◆ PASSAGE FOR REVIEW:
========================================

09 Jun The Content Conundrum; Quantity or Quality?
There’s no doubt that in when it comes to building a brand, reputation and credibility, content is King and what you publish can affect whether your business will make you a prince or a pauper. The point of content marketing is to subtly catch a customer’s eye, beckoning them in through the creation of blogs, articles, social media posts etc., rather than a direct marketing offensive. Content marketing should genuinely inspire interest in your products and services, encouraging the organic promotion of your brand through spontaneous shares of content that people actually want to read.
However, the dogma of content marketing has long been plagued by an almost-impossible question; quality vs. quantity? Not only is this a divisive issue – with groups either firmly in one camp or the other, or dithering and dallying between the two – it’s a seemingly one without a definitive answer.
Here’s our view.
There are those who fall into the quantity camp are staunch supporters of “more is more”, citing the need for frequent publication of posts to drive traffic. Search engines can’t detect whether content is high-quality; they simply analyse how much on-topic or search-related articles are on a website and the higher the number, the higher the rank on the search results. Simple. Plus, with a weighty catalogue of content, visitors can continue clicking through on an endless trail of ‘I’ll-just-read-one-more’ articles and posts.
Momentum is important when curating a dedicated audience of regular readers. If you’ve gained a reputation as a prolific poster, customers will be more inclined to visit your site more often to check for new content. More clicks equal more exposure – a win, surely?

========================================

◆ DATA TO EXAMINE:
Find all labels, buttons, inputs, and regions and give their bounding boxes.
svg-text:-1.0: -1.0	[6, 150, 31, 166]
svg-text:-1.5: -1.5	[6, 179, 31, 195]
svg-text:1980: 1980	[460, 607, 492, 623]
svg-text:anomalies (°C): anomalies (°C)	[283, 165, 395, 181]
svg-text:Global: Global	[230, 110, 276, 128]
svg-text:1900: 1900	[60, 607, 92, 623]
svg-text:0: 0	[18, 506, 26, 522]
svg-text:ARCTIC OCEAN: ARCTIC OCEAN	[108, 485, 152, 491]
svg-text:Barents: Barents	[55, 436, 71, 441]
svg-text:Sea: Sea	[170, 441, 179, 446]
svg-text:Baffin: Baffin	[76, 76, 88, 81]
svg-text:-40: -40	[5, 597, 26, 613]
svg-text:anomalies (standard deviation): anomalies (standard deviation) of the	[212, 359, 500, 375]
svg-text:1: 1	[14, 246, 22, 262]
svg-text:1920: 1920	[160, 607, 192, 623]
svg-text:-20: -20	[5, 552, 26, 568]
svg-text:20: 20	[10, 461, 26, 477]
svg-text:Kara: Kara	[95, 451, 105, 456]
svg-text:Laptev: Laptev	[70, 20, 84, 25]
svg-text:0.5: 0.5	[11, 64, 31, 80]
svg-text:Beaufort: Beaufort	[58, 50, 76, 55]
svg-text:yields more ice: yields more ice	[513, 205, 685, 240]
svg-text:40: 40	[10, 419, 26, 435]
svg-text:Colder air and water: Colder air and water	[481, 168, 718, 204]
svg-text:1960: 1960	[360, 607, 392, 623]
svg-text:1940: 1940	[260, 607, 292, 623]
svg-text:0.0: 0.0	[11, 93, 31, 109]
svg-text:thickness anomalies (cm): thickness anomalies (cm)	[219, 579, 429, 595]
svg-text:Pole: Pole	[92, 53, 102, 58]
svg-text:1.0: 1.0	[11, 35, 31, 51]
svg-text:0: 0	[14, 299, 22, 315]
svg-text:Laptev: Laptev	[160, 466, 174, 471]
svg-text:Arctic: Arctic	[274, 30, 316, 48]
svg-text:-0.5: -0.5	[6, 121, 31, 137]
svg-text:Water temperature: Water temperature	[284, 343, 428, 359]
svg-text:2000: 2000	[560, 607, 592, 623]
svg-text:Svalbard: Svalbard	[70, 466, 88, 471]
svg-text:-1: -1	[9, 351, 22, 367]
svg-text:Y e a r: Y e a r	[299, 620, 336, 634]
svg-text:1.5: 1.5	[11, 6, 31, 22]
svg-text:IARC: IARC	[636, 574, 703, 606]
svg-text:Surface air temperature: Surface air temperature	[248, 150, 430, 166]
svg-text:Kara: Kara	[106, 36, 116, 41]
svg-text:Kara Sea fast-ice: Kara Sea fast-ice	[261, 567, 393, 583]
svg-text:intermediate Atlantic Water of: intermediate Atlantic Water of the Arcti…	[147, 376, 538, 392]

========================================

◆ INSTRUCTIONS:
(1) Rewrite the post on content quantity versus quality, starting with "There’s no doubt" and going on through "want to read.", with "brand" replaced by "company".
(2) List the kinds of content that the post on content quantity versus quality names as things created for content marketing.

◆ ANSWERS GIVEN:
(1)
There’s no doubt that in when it comes to building a company, reputation and credibility, content is King and what you publish can affect whether your business will make you a prince or a pauper. The point of content marketing is to subtly catch a customer’s eye, beckoning them in through the creation of blogs, articles, social media posts etc., rather than a direct marketing offensive. Content marketing should genuinely inspire interest in your products and services, encouraging the organic promotion of your company through spontaneous shares of content that people actually want to read.

(2) blogs, articles, social media posts